### Required task
Your task is to count the lines of the entries below that include the word "British" and to give only the resulting number.

### Extracted data
**********

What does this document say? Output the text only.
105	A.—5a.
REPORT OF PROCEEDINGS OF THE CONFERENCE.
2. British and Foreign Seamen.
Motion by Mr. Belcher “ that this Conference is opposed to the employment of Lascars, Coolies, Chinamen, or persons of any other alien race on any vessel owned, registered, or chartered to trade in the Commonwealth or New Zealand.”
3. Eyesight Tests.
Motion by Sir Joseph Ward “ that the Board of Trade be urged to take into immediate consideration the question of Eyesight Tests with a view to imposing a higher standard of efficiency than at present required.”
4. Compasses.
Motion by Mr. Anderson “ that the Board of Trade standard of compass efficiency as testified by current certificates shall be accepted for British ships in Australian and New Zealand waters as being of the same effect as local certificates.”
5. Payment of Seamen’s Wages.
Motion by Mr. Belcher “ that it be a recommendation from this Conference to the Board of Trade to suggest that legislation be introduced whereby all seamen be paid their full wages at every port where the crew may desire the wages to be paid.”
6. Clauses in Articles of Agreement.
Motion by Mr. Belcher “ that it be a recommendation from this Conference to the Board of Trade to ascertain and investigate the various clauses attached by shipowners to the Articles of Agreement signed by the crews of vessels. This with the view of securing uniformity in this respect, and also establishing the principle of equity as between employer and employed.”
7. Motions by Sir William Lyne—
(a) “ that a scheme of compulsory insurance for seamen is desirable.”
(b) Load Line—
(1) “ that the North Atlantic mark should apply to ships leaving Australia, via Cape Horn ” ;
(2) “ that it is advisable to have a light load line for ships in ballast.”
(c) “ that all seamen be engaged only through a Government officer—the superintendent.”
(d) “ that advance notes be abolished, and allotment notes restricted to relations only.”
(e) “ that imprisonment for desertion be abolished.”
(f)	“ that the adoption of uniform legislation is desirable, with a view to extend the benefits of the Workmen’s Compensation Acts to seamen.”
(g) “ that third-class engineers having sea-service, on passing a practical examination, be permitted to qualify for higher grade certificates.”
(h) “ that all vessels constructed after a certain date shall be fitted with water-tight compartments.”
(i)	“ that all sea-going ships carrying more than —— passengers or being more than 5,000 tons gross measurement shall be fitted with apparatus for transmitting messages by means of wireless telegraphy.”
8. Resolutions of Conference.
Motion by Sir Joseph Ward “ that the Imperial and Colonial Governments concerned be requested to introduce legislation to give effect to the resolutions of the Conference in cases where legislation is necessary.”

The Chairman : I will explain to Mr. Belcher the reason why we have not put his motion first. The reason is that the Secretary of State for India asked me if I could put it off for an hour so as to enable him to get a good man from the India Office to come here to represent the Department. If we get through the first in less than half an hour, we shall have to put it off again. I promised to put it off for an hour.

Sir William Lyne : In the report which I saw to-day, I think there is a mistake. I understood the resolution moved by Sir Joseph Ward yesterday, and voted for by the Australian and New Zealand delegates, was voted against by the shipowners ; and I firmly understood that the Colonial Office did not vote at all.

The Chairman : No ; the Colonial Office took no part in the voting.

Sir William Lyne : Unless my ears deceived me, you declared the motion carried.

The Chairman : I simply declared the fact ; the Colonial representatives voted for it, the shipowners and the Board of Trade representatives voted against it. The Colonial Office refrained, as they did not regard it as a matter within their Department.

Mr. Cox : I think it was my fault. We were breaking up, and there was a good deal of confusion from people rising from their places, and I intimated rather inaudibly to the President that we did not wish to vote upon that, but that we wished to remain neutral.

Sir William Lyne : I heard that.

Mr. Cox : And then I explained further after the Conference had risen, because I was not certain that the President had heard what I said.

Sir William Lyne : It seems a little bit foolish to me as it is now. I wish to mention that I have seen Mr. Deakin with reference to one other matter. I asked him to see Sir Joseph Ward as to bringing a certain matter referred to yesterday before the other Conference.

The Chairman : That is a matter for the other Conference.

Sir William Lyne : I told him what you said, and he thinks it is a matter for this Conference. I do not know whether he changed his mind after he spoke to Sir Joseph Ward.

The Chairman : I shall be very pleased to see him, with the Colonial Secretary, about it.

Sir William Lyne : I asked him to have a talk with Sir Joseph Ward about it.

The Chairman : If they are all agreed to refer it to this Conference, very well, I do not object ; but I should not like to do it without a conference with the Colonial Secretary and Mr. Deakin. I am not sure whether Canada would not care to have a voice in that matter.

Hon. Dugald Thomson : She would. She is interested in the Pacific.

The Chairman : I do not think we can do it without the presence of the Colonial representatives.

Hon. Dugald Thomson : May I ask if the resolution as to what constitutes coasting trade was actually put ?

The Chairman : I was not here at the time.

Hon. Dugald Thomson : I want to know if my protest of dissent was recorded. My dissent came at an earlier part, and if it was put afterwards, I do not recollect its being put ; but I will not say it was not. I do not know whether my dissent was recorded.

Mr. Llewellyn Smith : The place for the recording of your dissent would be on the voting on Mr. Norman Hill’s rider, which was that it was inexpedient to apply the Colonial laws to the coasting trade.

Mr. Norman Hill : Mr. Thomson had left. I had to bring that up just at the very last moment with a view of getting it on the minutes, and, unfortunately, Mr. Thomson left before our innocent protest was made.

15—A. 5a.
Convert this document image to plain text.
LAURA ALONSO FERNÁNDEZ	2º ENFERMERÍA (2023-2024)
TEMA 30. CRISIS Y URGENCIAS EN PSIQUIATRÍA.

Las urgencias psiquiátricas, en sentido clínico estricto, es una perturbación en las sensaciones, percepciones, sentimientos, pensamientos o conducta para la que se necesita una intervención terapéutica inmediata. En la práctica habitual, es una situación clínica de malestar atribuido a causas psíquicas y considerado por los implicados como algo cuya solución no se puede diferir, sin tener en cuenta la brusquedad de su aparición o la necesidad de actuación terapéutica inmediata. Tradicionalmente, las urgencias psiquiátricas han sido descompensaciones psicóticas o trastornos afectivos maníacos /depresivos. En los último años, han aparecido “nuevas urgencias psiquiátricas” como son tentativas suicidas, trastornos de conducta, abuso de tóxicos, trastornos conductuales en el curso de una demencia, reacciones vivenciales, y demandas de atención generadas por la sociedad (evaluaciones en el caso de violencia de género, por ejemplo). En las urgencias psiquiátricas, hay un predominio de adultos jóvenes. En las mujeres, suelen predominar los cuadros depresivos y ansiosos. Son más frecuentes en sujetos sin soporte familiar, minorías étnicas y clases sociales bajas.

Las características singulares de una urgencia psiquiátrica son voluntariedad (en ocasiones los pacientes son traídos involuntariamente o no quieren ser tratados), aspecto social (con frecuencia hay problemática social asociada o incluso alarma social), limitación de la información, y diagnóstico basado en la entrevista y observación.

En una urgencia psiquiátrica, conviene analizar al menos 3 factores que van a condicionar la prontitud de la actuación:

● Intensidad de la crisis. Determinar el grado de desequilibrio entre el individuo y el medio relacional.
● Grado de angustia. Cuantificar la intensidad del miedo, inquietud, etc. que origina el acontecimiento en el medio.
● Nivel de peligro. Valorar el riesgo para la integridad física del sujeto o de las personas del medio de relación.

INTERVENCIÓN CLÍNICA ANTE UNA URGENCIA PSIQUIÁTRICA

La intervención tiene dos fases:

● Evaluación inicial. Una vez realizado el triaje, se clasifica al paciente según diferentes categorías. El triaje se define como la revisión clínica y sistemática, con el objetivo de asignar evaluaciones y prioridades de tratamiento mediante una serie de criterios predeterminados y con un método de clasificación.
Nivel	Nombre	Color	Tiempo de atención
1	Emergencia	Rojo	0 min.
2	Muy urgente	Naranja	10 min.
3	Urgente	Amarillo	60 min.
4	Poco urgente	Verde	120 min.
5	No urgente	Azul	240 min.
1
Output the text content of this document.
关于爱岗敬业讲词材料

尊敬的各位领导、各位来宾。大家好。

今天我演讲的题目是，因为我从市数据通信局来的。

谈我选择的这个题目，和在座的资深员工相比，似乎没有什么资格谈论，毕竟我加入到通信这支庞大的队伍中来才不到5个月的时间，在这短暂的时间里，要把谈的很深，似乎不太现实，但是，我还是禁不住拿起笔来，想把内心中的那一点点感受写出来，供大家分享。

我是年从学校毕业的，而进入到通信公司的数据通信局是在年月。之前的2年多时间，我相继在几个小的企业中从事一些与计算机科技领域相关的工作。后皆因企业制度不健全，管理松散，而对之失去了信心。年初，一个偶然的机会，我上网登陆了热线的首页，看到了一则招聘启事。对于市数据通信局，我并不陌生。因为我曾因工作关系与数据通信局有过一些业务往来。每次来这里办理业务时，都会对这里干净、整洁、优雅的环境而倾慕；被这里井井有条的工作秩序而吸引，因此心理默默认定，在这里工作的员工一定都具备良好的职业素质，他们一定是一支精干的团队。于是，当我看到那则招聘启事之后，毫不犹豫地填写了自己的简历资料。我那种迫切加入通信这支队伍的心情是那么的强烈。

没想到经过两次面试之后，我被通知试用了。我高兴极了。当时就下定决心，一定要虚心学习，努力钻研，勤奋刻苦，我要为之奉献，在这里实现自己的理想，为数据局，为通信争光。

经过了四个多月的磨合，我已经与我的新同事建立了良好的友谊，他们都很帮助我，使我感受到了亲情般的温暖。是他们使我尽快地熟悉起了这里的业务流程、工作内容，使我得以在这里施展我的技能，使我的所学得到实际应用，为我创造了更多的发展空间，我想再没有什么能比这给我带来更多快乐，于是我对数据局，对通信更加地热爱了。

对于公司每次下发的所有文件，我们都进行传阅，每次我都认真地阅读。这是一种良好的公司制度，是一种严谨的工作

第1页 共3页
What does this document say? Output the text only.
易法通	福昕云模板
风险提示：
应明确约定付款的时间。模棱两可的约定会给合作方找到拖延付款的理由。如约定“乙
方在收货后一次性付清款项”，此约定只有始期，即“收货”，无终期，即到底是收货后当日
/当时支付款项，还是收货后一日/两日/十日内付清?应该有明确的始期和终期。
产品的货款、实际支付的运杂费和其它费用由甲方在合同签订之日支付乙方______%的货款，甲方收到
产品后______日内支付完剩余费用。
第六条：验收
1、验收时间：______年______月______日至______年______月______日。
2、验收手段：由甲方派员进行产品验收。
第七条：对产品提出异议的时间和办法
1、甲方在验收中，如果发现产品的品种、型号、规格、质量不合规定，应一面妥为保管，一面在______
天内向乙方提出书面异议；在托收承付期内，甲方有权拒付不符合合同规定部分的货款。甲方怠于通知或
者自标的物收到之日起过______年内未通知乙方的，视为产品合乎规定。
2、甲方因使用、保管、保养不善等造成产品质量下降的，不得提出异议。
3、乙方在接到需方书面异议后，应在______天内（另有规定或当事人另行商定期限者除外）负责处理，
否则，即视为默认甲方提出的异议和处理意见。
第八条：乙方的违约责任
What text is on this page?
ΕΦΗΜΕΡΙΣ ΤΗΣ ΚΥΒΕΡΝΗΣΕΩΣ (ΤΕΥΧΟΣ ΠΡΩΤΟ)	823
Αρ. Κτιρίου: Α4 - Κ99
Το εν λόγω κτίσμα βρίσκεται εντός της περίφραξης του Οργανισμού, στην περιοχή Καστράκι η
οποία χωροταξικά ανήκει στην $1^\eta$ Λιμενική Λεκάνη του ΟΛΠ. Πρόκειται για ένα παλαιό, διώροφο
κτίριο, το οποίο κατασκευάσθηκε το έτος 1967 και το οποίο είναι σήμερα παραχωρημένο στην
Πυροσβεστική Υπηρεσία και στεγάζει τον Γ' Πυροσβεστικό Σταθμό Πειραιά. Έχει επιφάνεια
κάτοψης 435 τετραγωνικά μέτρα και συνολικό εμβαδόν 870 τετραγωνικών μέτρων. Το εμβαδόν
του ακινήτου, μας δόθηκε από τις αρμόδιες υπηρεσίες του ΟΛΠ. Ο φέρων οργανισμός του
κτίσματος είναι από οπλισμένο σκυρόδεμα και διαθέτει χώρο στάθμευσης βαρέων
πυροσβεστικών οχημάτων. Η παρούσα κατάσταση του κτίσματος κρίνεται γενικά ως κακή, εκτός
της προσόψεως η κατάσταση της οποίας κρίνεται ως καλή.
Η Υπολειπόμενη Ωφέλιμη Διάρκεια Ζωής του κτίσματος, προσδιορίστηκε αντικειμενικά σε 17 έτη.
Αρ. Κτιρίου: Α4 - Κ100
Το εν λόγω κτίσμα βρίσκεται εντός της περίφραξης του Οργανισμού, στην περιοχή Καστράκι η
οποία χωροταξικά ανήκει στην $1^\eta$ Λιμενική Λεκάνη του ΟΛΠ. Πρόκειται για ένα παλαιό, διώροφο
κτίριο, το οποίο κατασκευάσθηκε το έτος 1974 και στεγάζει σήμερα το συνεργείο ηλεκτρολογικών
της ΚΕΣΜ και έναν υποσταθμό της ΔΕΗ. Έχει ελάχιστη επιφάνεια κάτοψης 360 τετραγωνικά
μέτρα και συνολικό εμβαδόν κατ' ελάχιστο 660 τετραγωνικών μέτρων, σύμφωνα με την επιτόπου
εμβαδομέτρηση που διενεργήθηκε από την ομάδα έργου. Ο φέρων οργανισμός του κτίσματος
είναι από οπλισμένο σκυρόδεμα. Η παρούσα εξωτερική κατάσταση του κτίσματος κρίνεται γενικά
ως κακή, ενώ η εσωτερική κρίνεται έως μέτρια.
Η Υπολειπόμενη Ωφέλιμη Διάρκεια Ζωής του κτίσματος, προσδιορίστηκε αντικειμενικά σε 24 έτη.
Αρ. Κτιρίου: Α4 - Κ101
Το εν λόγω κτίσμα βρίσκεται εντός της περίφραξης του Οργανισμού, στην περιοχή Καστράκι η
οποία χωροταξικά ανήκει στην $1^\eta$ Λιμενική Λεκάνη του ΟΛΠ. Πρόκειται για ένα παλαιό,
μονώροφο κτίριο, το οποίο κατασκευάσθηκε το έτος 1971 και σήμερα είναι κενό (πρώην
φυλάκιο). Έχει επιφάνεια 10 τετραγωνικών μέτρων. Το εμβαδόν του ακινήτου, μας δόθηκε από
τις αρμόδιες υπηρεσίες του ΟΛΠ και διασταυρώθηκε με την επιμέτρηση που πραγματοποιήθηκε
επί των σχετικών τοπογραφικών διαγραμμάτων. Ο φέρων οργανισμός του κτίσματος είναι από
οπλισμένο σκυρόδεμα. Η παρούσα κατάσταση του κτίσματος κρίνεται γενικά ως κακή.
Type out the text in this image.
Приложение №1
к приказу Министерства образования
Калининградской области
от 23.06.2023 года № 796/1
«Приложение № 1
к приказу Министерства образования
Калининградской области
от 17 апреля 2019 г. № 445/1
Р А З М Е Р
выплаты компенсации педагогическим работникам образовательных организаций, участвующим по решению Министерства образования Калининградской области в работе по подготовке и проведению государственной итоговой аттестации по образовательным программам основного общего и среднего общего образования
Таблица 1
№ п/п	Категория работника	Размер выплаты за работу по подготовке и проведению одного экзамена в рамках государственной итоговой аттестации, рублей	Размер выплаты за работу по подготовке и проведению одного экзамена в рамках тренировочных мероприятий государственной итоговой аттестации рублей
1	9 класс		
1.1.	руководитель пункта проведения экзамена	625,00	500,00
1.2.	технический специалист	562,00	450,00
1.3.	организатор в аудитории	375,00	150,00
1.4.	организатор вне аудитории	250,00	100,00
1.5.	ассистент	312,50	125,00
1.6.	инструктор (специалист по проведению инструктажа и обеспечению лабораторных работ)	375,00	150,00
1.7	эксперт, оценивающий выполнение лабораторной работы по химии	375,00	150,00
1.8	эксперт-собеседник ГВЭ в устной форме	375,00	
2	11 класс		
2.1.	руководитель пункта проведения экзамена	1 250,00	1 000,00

**********

### Written response
2